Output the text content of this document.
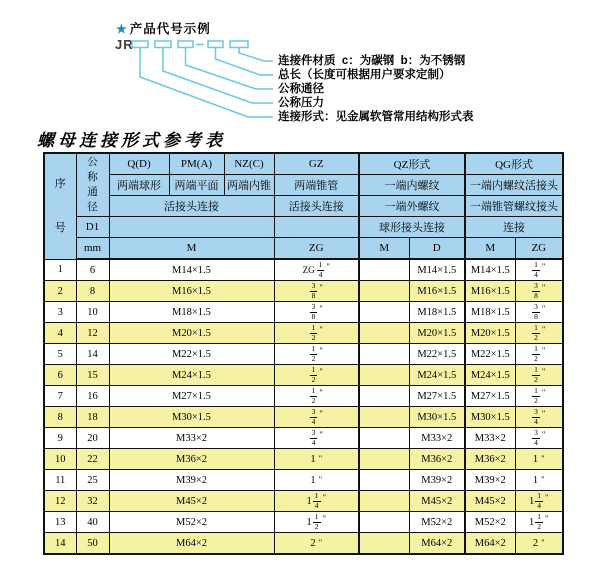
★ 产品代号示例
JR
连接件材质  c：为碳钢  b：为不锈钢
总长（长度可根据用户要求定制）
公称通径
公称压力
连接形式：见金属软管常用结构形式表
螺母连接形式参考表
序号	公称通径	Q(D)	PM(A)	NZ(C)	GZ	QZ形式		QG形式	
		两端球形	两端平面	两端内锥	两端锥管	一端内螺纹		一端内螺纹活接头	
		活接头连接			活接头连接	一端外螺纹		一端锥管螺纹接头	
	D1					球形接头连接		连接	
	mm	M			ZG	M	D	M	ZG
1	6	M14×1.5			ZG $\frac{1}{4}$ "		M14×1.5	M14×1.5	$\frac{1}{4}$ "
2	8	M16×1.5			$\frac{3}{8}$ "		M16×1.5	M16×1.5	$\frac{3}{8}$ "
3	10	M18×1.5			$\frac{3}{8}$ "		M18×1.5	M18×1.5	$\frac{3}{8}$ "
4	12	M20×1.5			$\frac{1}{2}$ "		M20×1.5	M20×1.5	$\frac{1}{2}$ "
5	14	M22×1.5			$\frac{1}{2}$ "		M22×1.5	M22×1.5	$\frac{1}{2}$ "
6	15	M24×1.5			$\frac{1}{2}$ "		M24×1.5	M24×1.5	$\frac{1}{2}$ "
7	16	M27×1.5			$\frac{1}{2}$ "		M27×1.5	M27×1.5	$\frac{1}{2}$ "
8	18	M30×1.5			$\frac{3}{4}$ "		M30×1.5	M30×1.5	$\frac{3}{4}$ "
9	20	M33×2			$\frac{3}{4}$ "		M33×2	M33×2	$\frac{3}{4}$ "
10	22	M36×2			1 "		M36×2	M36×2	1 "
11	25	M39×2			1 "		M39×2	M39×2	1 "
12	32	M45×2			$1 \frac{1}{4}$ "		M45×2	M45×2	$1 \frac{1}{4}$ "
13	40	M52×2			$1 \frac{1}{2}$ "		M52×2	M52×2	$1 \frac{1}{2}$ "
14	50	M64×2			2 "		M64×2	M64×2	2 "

Short task
Verbatim reproduction of every record is required; images are left out.

Right answer
Output the text content of this document.
★ 产品代号示例
JR
连接件材质  c：为碳钢  b：为不锈钢
总长（长度可根据用户要求定制）
公称通径
公称压力
连接形式：见金属软管常用结构形式表
螺母连接形式参考表
序号	公称通径	Q(D)	PM(A)	NZ(C)	GZ	QZ形式		QG形式	
		两端球形	两端平面	两端内锥	两端锥管	一端内螺纹		一端内螺纹活接头	
		活接头连接			活接头连接	一端外螺纹		一端锥管螺纹接头	
	D1					球形接头连接		连接	
	mm	M			ZG	M	D	M	ZG
1	6	M14×1.5			ZG $\frac{1}{4}$ "		M14×1.5	M14×1.5	$\frac{1}{4}$ "
2	8	M16×1.5			$\frac{3}{8}$ "		M16×1.5	M16×1.5	$\frac{3}{8}$ "
3	10	M18×1.5			$\frac{3}{8}$ "		M18×1.5	M18×1.5	$\frac{3}{8}$ "
4	12	M20×1.5			$\frac{1}{2}$ "		M20×1.5	M20×1.5	$\frac{1}{2}$ "
5	14	M22×1.5			$\frac{1}{2}$ "		M22×1.5	M22×1.5	$\frac{1}{2}$ "
6	15	M24×1.5			$\frac{1}{2}$ "		M24×1.5	M24×1.5	$\frac{1}{2}$ "
7	16	M27×1.5			$\frac{1}{2}$ "		M27×1.5	M27×1.5	$\frac{1}{2}$ "
8	18	M30×1.5			$\frac{3}{4}$ "		M30×1.5	M30×1.5	$\frac{3}{4}$ "
9	20	M33×2			$\frac{3}{4}$ "		M33×2	M33×2	$\frac{3}{4}$ "
10	22	M36×2			1 "		M36×2	M36×2	1 "
11	25	M39×2			1 "		M39×2	M39×2	1 "
12	32	M45×2			$1 \frac{1}{4}$ "		M45×2	M45×2	$1 \frac{1}{4}$ "
13	40	M52×2			$1 \frac{1}{2}$ "		M52×2	M52×2	$1 \frac{1}{2}$ "
14	50	M64×2			2 "		M64×2	M64×2	2 "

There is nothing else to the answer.